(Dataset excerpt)
╔══

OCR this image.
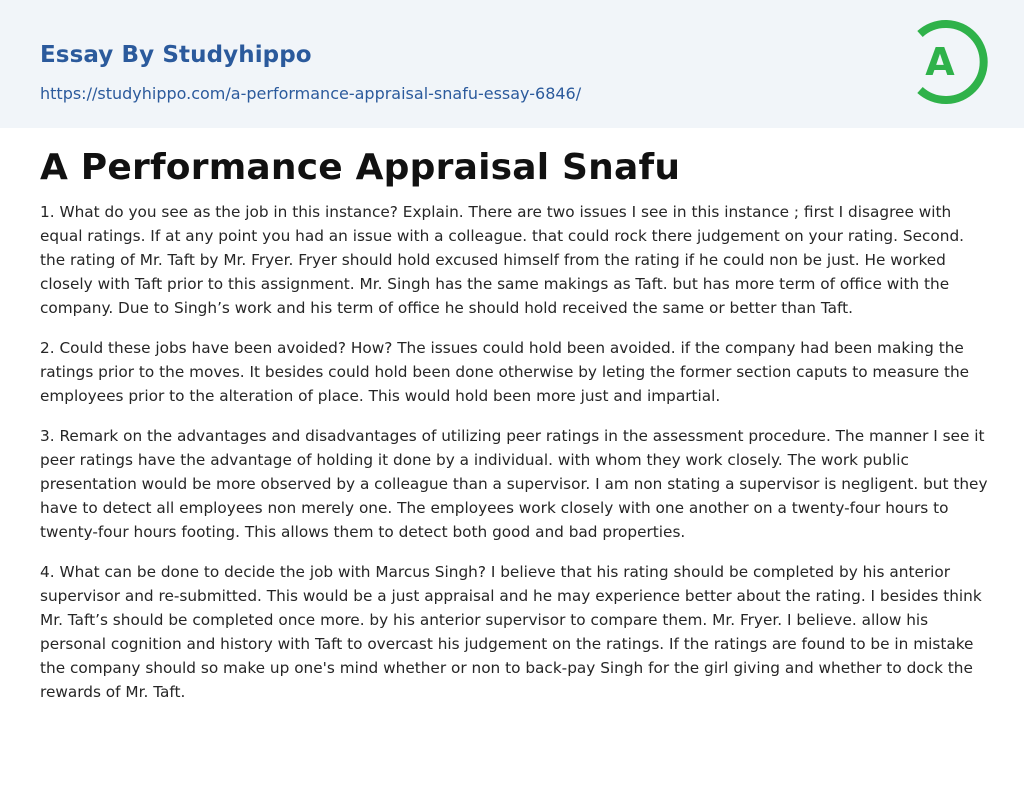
Essay By Studyhippo
https://studyhippo.com/a-performance-appraisal-snafu-essay-6846/
A
A Performance Appraisal Snafu

1. What do you see as the job in this instance? Explain. There are two issues I see in this instance ; first I disagree with equal ratings. If at any point you had an issue with a colleague. that could rock there judgement on your rating. Second. the rating of Mr. Taft by Mr. Fryer. Fryer should hold excused himself from the rating if he could non be just. He worked closely with Taft prior to this assignment. Mr. Singh has the same makings as Taft. but has more term of office with the company. Due to Singh’s work and his term of office he should hold received the same or better than Taft.

2. Could these jobs have been avoided? How? The issues could hold been avoided. if the company had been making the ratings prior to the moves. It besides could hold been done otherwise by leting the former section caputs to measure the employees prior to the alteration of place. This would hold been more just and impartial.

3. Remark on the advantages and disadvantages of utilizing peer ratings in the assessment procedure. The manner I see it peer ratings have the advantage of holding it done by a individual. with whom they work closely. The work public presentation would be more observed by a colleague than a supervisor. I am non stating a supervisor is negligent. but they have to detect all employees non merely one. The employees work closely with one another on a twenty-four hours to twenty-four hours footing. This allows them to detect both good and bad properties.

4. What can be done to decide the job with Marcus Singh? I believe that his rating should be completed by his anterior supervisor and re-submitted. This would be a just appraisal and he may experience better about the rating. I besides think Mr. Taft’s should be completed once more. by his anterior supervisor to compare them. Mr. Fryer. I believe. allow his personal cognition and history with Taft to overcast his judgement on the ratings. If the ratings are found to be in mistake the company should so make up one's mind whether or non to back-pay Singh for the girl giving and whether to dock the rewards of Mr. Taft.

╚══

» Task details
Reproduce the data word for word, excluding its pictures.

» Written reply
OCR this image.
Essay By Studyhippo
https://studyhippo.com/a-performance-appraisal-snafu-essay-6846/
A
A Performance Appraisal Snafu

1. What do you see as the job in this instance? Explain. There are two issues I see in this instance ; first I disagree with equal ratings. If at any point you had an issue with a colleague. that could rock there judgement on your rating. Second. the rating of Mr. Taft by Mr. Fryer. Fryer should hold excused himself from the rating if he could non be just. He worked closely with Taft prior to this assignment. Mr. Singh has the same makings as Taft. but has more term of office with the company. Due to Singh’s work and his term of office he should hold received the same or better than Taft.

2. Could these jobs have been avoided? How? The issues could hold been avoided. if the company had been making the ratings prior to the moves. It besides could hold been done otherwise by leting the former section caputs to measure the employees prior to the alteration of place. This would hold been more just and impartial.

3. Remark on the advantages and disadvantages of utilizing peer ratings in the assessment procedure. The manner I see it peer ratings have the advantage of holding it done by a individual. with whom they work closely. The work public presentation would be more observed by a colleague than a supervisor. I am non stating a supervisor is negligent. but they have to detect all employees non merely one. The employees work closely with one another on a twenty-four hours to twenty-four hours footing. This allows them to detect both good and bad properties.

4. What can be done to decide the job with Marcus Singh? I believe that his rating should be completed by his anterior supervisor and re-submitted. This would be a just appraisal and he may experience better about the rating. I besides think Mr. Taft’s should be completed once more. by his anterior supervisor to compare them. Mr. Fryer. I believe. allow his personal cognition and history with Taft to overcast his judgement on the ratings. If the ratings are found to be in mistake the company should so make up one's mind whether or non to back-pay Singh for the girl giving and whether to dock the rewards of Mr. Taft.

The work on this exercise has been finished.